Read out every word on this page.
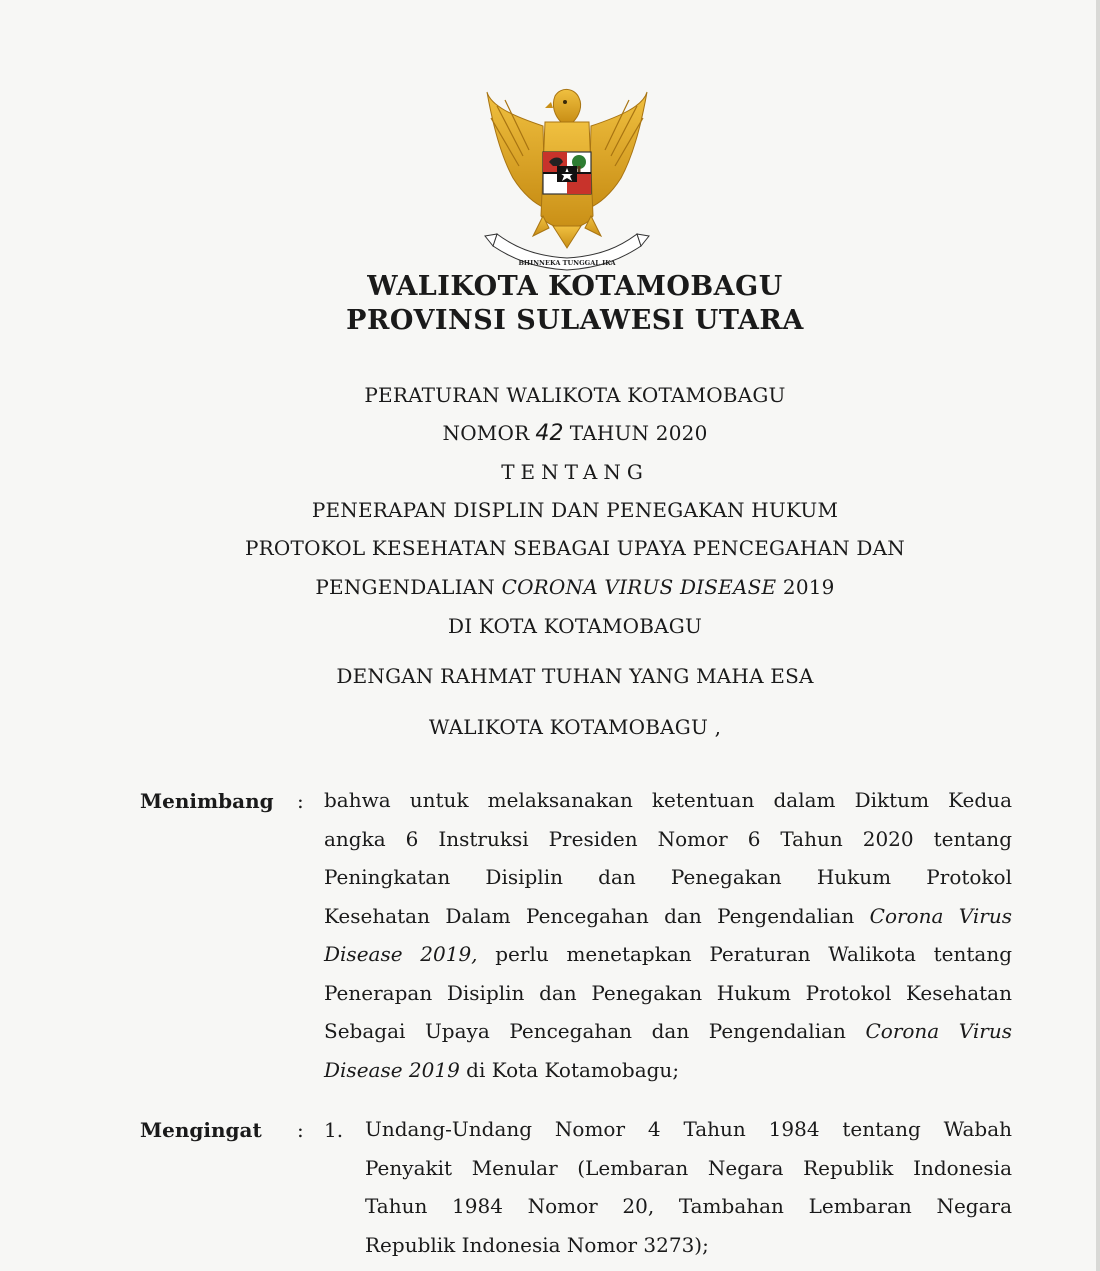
BHINNEKA TUNGGAL IKA
WALIKOTA KOTAMOBAGU
PROVINSI SULAWESI UTARA
PERATURAN WALIKOTA KOTAMOBAGU
NOMOR 42 TAHUN 2020
TENTANG
PENERAPAN DISPLIN DAN PENEGAKAN HUKUM
PROTOKOL KESEHATAN SEBAGAI UPAYA PENCEGAHAN DAN
PENGENDALIAN CORONA VIRUS DISEASE 2019
DI KOTA KOTAMOBAGU
DENGAN RAHMAT TUHAN YANG MAHA ESA
WALIKOTA KOTAMOBAGU ,
Menimbang : bahwa untuk melaksanakan ketentuan dalam Diktum Kedua
angka 6 Instruksi Presiden Nomor 6 Tahun 2020 tentang
Peningkatan Disiplin dan Penegakan Hukum Protokol
Kesehatan Dalam Pencegahan dan Pengendalian Corona Virus
Disease 2019, perlu menetapkan Peraturan Walikota tentang
Penerapan Disiplin dan Penegakan Hukum Protokol Kesehatan
Sebagai Upaya Pencegahan dan Pengendalian Corona Virus
Disease 2019 di Kota Kotamobagu;
Mengingat : 1. Undang-Undang Nomor 4 Tahun 1984 tentang Wabah
Penyakit Menular (Lembaran Negara Republik Indonesia
Tahun 1984 Nomor 20, Tambahan Lembaran Negara
Republik Indonesia Nomor 3273);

----

• [Exercise directions]: The records above should be returned exactly, with only their pictures held back.

• [Task solution]:
Read out every word on this page.
BHINNEKA TUNGGAL IKA
WALIKOTA KOTAMOBAGU
PROVINSI SULAWESI UTARA
PERATURAN WALIKOTA KOTAMOBAGU
NOMOR 42 TAHUN 2020
TENTANG
PENERAPAN DISPLIN DAN PENEGAKAN HUKUM
PROTOKOL KESEHATAN SEBAGAI UPAYA PENCEGAHAN DAN
PENGENDALIAN CORONA VIRUS DISEASE 2019
DI KOTA KOTAMOBAGU
DENGAN RAHMAT TUHAN YANG MAHA ESA
WALIKOTA KOTAMOBAGU ,
Menimbang : bahwa untuk melaksanakan ketentuan dalam Diktum Kedua
angka 6 Instruksi Presiden Nomor 6 Tahun 2020 tentang
Peningkatan Disiplin dan Penegakan Hukum Protokol
Kesehatan Dalam Pencegahan dan Pengendalian Corona Virus
Disease 2019, perlu menetapkan Peraturan Walikota tentang
Penerapan Disiplin dan Penegakan Hukum Protokol Kesehatan
Sebagai Upaya Pencegahan dan Pengendalian Corona Virus
Disease 2019 di Kota Kotamobagu;
Mengingat : 1. Undang-Undang Nomor 4 Tahun 1984 tentang Wabah
Penyakit Menular (Lembaran Negara Republik Indonesia
Tahun 1984 Nomor 20, Tambahan Lembaran Negara
Republik Indonesia Nomor 3273);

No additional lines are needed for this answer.